AIM OF THE TASK: Quote the records beneath, complete and exact. Leave out images.

RECORDS FOR THIS EXERCISE:
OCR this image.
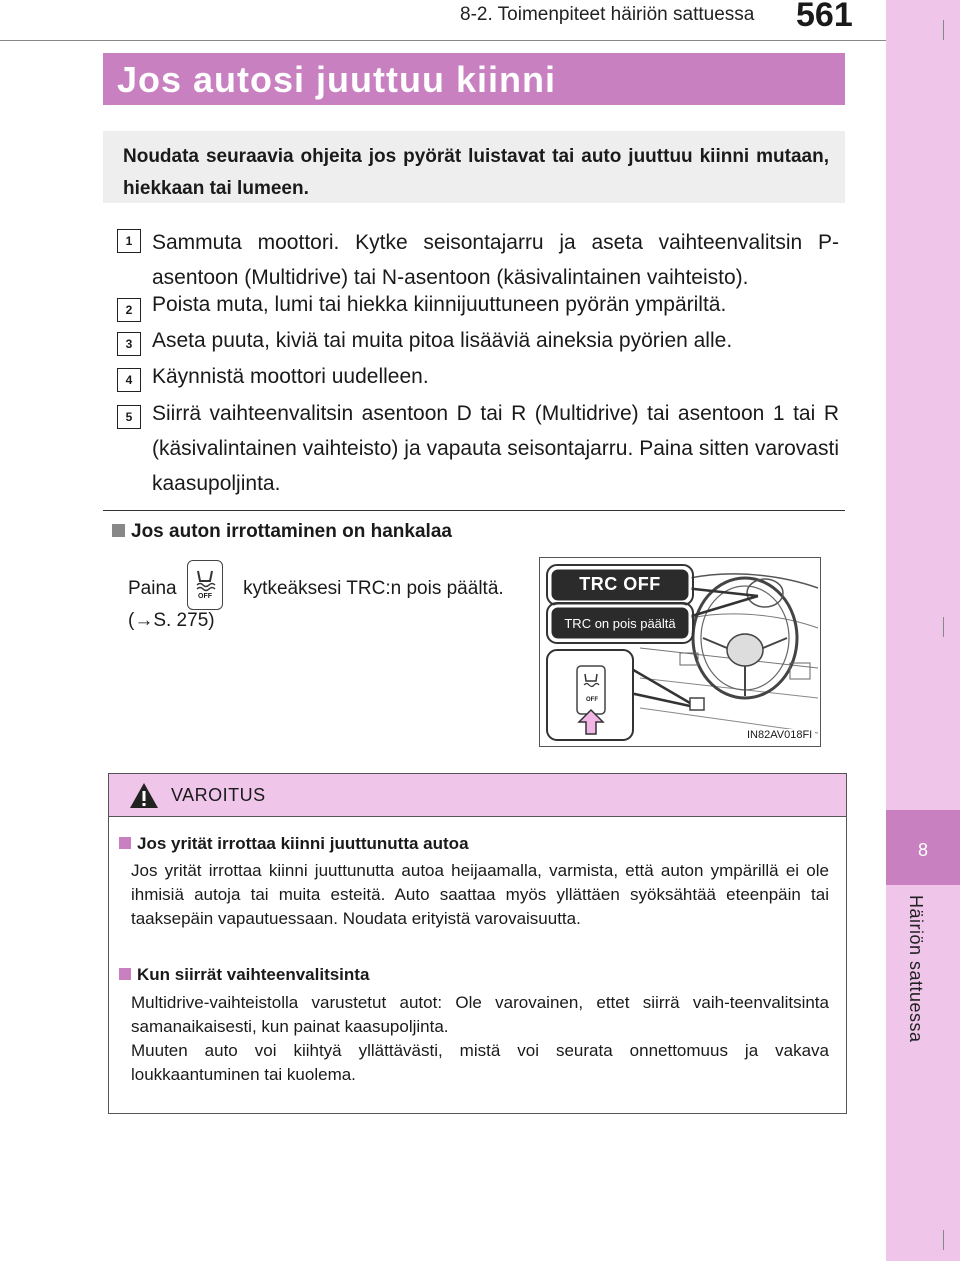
8-2. Toimenpiteet häiriön sattuessa 561
8
Häiriön sattuessa
Jos autosi juuttuu kiinni
Noudata seuraavia ohjeita jos pyörät luistavat tai auto juuttuu kiinni mutaan, hiekkaan tai lumeen.
1 Sammuta moottori. Kytke seisontajarru ja aseta vaihteenvalitsin P-asentoon (Multidrive) tai N-asentoon (käsivalintainen vaihteisto).
2 Poista muta, lumi tai hiekka kiinnijuuttuneen pyörän ympäriltä.
3 Aseta puuta, kiviä tai muita pitoa lisääviä aineksia pyörien alle.
4 Käynnistä moottori uudelleen.
5 Siirrä vaihteenvalitsin asentoon D tai R (Multidrive) tai asentoon 1 tai R (käsivalintainen vaihteisto) ja vapauta seisontajarru. Paina sitten varovasti kaasupoljinta.
Jos auton irrottaminen on hankalaa
Paina	kytkeäksesi TRC:n pois päältä.
OFF
(→S. 275)
TRC OFF
TRC on pois päältä
OFF
IN82AV018FI
VAROITUS
Jos yrität irrottaa kiinni juuttunutta autoa
Jos yrität irrottaa kiinni juuttunutta autoa heijaamalla, varmista, että auton ympärillä ei ole ihmisiä autoja tai muita esteitä. Auto saattaa myös yllättäen syöksähtää eteenpäin tai taaksepäin vapautuessaan. Noudata erityistä varovaisuutta.
Kun siirrät vaihteenvalitsinta
Multidrive-vaihteistolla varustetut autot: Ole varovainen, ettet siirrä vaih-teenvalitsinta samanaikaisesti, kun painat kaasupoljinta.
Muuten auto voi kiihtyä yllättävästi, mistä voi seurata onnettomuus ja vakava loukkaantuminen tai kuolema.
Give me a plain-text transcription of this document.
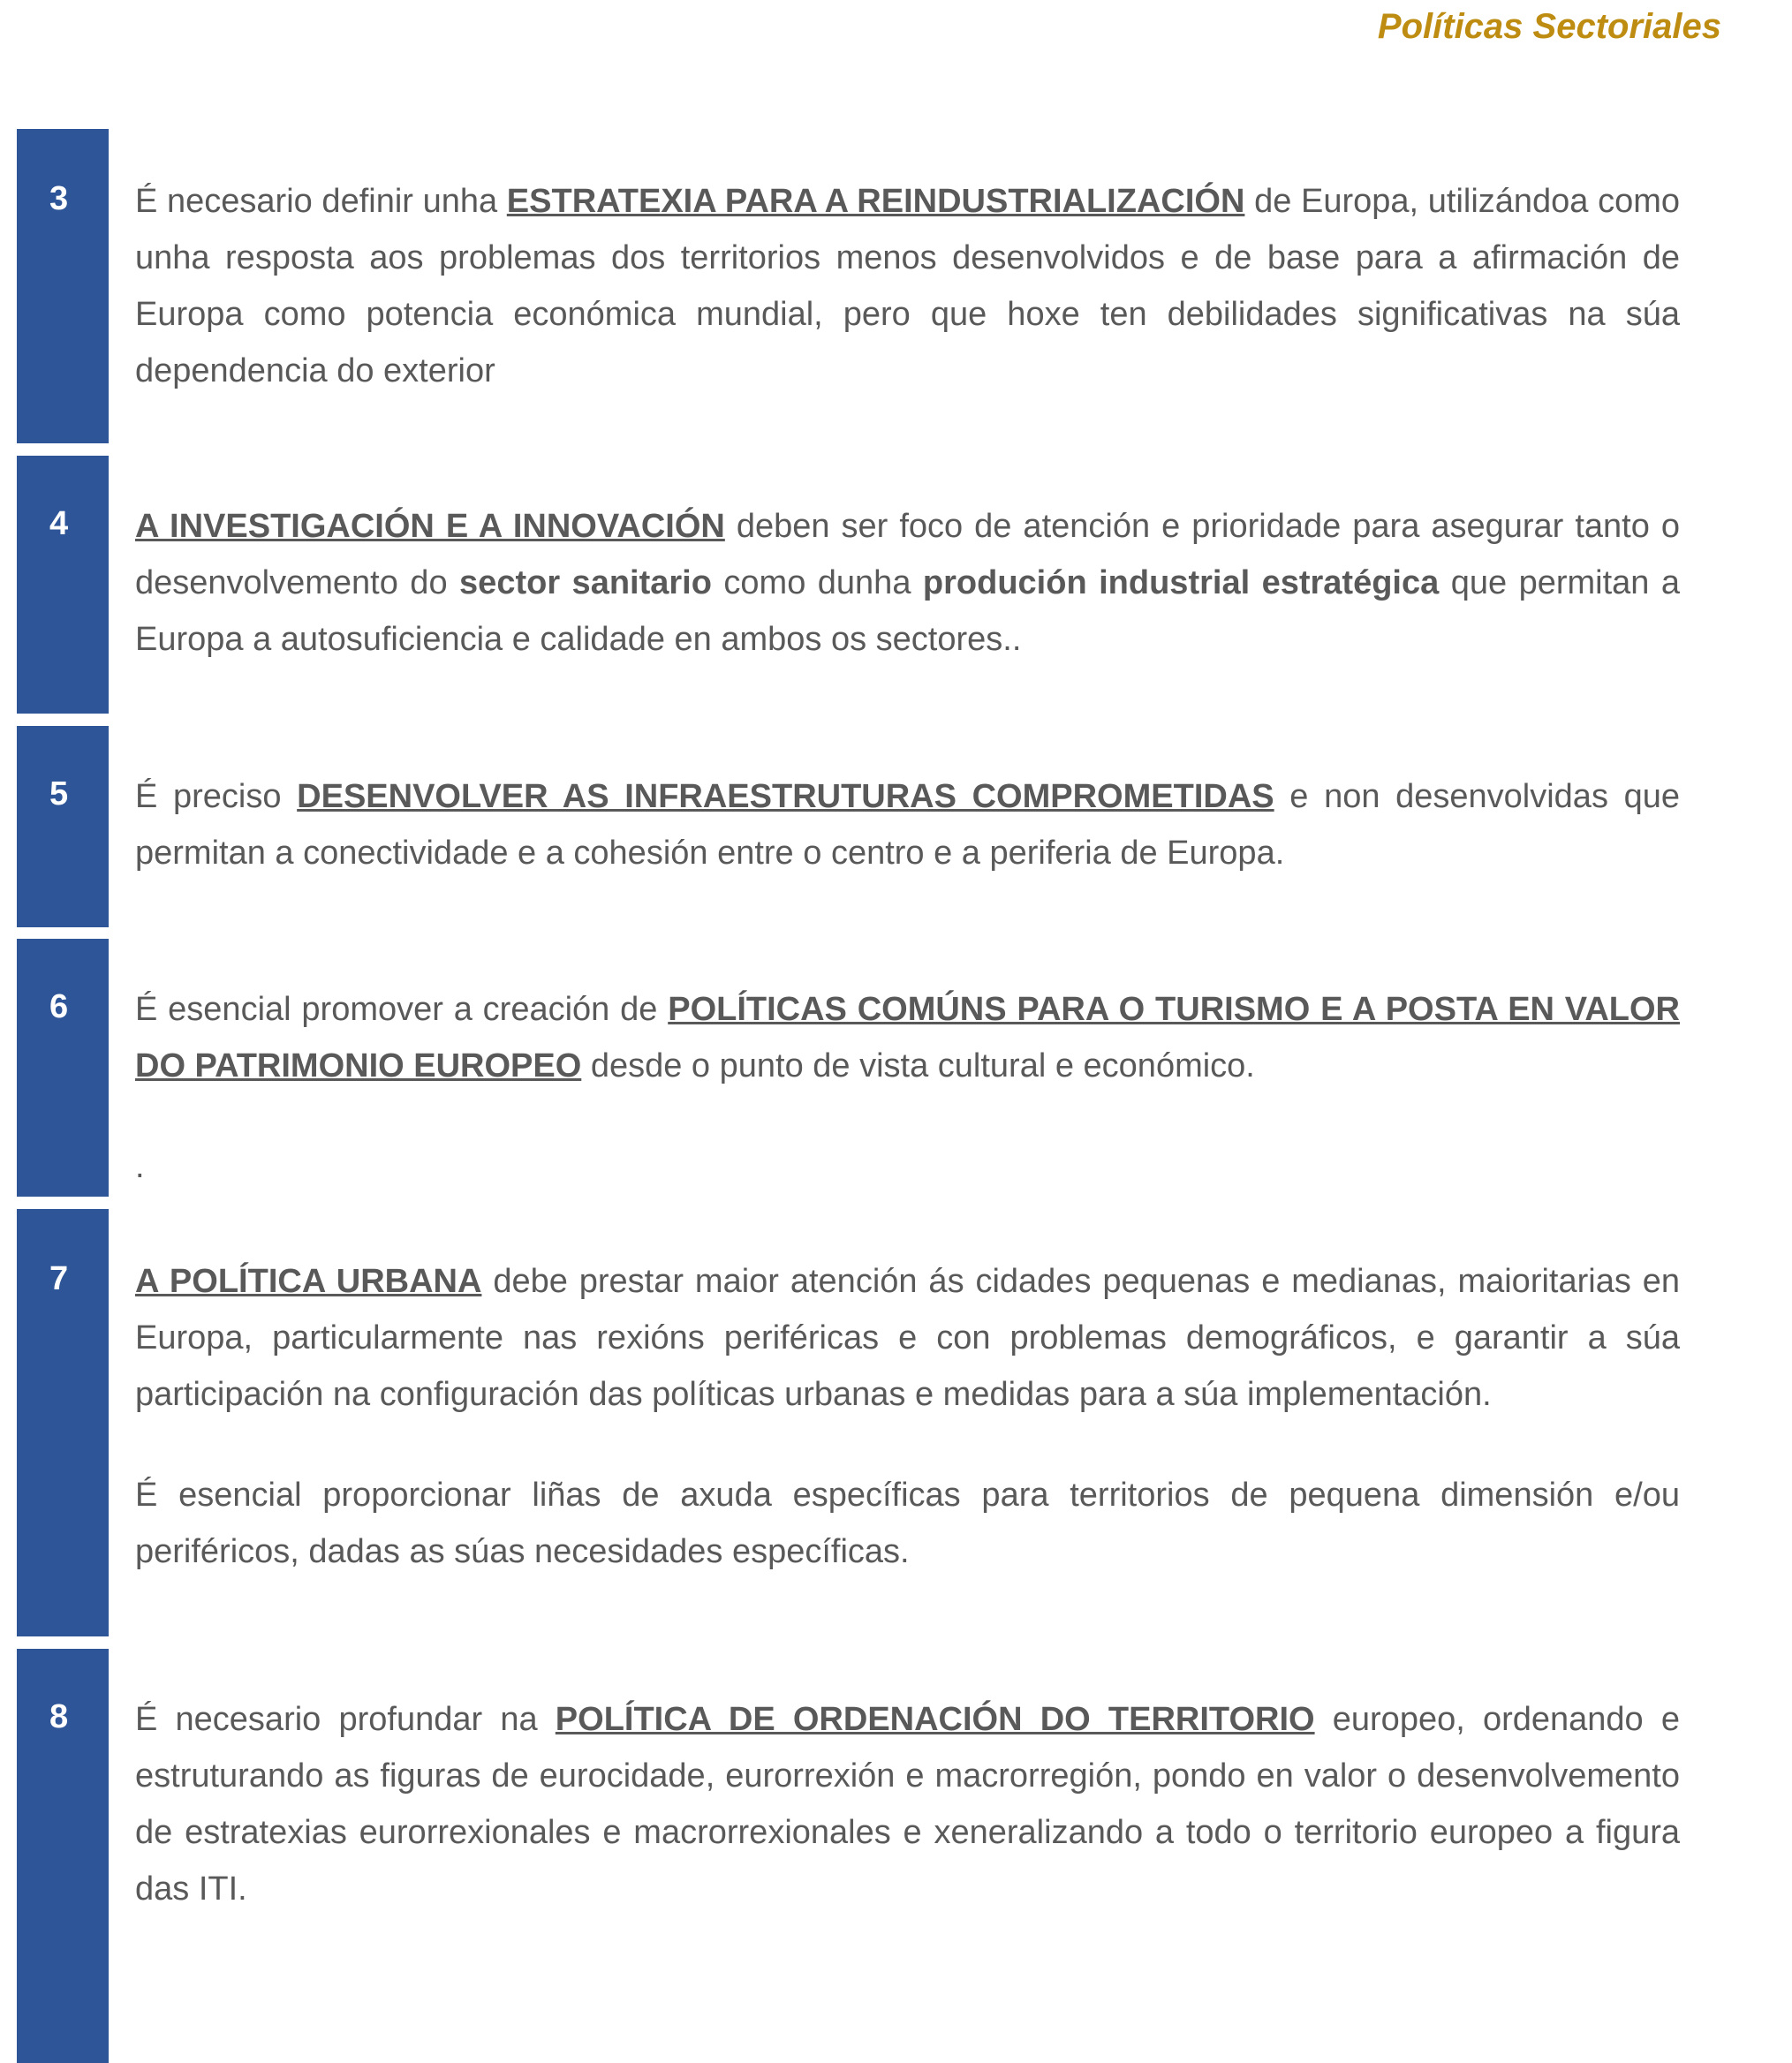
Políticas Sectoriales
3	É necesario definir unha ESTRATEXIA PARA A REINDUSTRIALIZACIÓN de Europa, utilizándoa como unha resposta aos problemas dos territorios menos desenvolvidos e de base para a afirmación de Europa como potencia económica mundial, pero que hoxe ten debilidades significativas na súa dependencia do exterior

4	A INVESTIGACIÓN E A INNOVACIÓN deben ser foco de atención e prioridade para asegurar tanto o desenvolvemento do sector sanitario como dunha produción industrial estratégica que permitan a Europa a autosuficiencia e calidade en ambos os sectores..

5	É preciso DESENVOLVER AS INFRAESTRUTURAS COMPROMETIDAS e non desenvolvidas que permitan a conectividade e a cohesión entre o centro e a periferia de Europa.

6	É esencial promover a creación de POLÍTICAS COMÚNS PARA O TURISMO E A POSTA EN VALOR DO PATRIMONIO EUROPEO desde o punto de vista cultural e económico.

.

7	A POLÍTICA URBANA debe prestar maior atención ás cidades pequenas e medianas, maioritarias en Europa, particularmente nas rexións periféricas e con problemas demográficos, e garantir a súa participación na configuración das políticas urbanas e medidas para a súa implementación.

É esencial proporcionar liñas de axuda específicas para territorios de pequena dimensión e/ou periféricos, dadas as súas necesidades específicas.

8	É necesario profundar na POLÍTICA DE ORDENACIÓN DO TERRITORIO europeo, ordenando e estruturando as figuras de eurocidade, eurorrexión e macrorregión, pondo en valor o desenvolvemento de estratexias eurorrexionales e macrorrexionales e xeneralizando a todo o territorio europeo a figura das ITI.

SOLUTION FOR THIS TASK:
OCR this image.
8-2. Toimenpiteet häiriön sattuessa 561
8
Häiriön sattuessa
Jos autosi juuttuu kiinni
Noudata seuraavia ohjeita jos pyörät luistavat tai auto juuttuu kiinni mutaan, hiekkaan tai lumeen.
1 Sammuta moottori. Kytke seisontajarru ja aseta vaihteenvalitsin P-asentoon (Multidrive) tai N-asentoon (käsivalintainen vaihteisto).
2 Poista muta, lumi tai hiekka kiinnijuuttuneen pyörän ympäriltä.
3 Aseta puuta, kiviä tai muita pitoa lisääviä aineksia pyörien alle.
4 Käynnistä moottori uudelleen.
5 Siirrä vaihteenvalitsin asentoon D tai R (Multidrive) tai asentoon 1 tai R (käsivalintainen vaihteisto) ja vapauta seisontajarru. Paina sitten varovasti kaasupoljinta.
Jos auton irrottaminen on hankalaa
Paina	kytkeäksesi TRC:n pois päältä.
OFF
(→S. 275)
TRC OFF
TRC on pois päältä
OFF
IN82AV018FI
VAROITUS
Jos yrität irrottaa kiinni juuttunutta autoa
Jos yrität irrottaa kiinni juuttunutta autoa heijaamalla, varmista, että auton ympärillä ei ole ihmisiä autoja tai muita esteitä. Auto saattaa myös yllättäen syöksähtää eteenpäin tai taaksepäin vapautuessaan. Noudata erityistä varovaisuutta.
Kun siirrät vaihteenvalitsinta
Multidrive-vaihteistolla varustetut autot: Ole varovainen, ettet siirrä vaih-teenvalitsinta samanaikaisesti, kun painat kaasupoljinta.
Muuten auto voi kiihtyä yllättävästi, mistä voi seurata onnettomuus ja vakava loukkaantuminen tai kuolema.
Give me a plain-text transcription of this document.
Políticas Sectoriales
3	É necesario definir unha ESTRATEXIA PARA A REINDUSTRIALIZACIÓN de Europa, utilizándoa como unha resposta aos problemas dos territorios menos desenvolvidos e de base para a afirmación de Europa como potencia económica mundial, pero que hoxe ten debilidades significativas na súa dependencia do exterior

4	A INVESTIGACIÓN E A INNOVACIÓN deben ser foco de atención e prioridade para asegurar tanto o desenvolvemento do sector sanitario como dunha produción industrial estratégica que permitan a Europa a autosuficiencia e calidade en ambos os sectores..

5	É preciso DESENVOLVER AS INFRAESTRUTURAS COMPROMETIDAS e non desenvolvidas que permitan a conectividade e a cohesión entre o centro e a periferia de Europa.

6	É esencial promover a creación de POLÍTICAS COMÚNS PARA O TURISMO E A POSTA EN VALOR DO PATRIMONIO EUROPEO desde o punto de vista cultural e económico.

.

7	A POLÍTICA URBANA debe prestar maior atención ás cidades pequenas e medianas, maioritarias en Europa, particularmente nas rexións periféricas e con problemas demográficos, e garantir a súa participación na configuración das políticas urbanas e medidas para a súa implementación.

É esencial proporcionar liñas de axuda específicas para territorios de pequena dimensión e/ou periféricos, dadas as súas necesidades específicas.

8	É necesario profundar na POLÍTICA DE ORDENACIÓN DO TERRITORIO europeo, ordenando e estruturando as figuras de eurocidade, eurorrexión e macrorregión, pondo en valor o desenvolvemento de estratexias eurorrexionales e macrorrexionales e xeneralizando a todo o territorio europeo a figura das ITI.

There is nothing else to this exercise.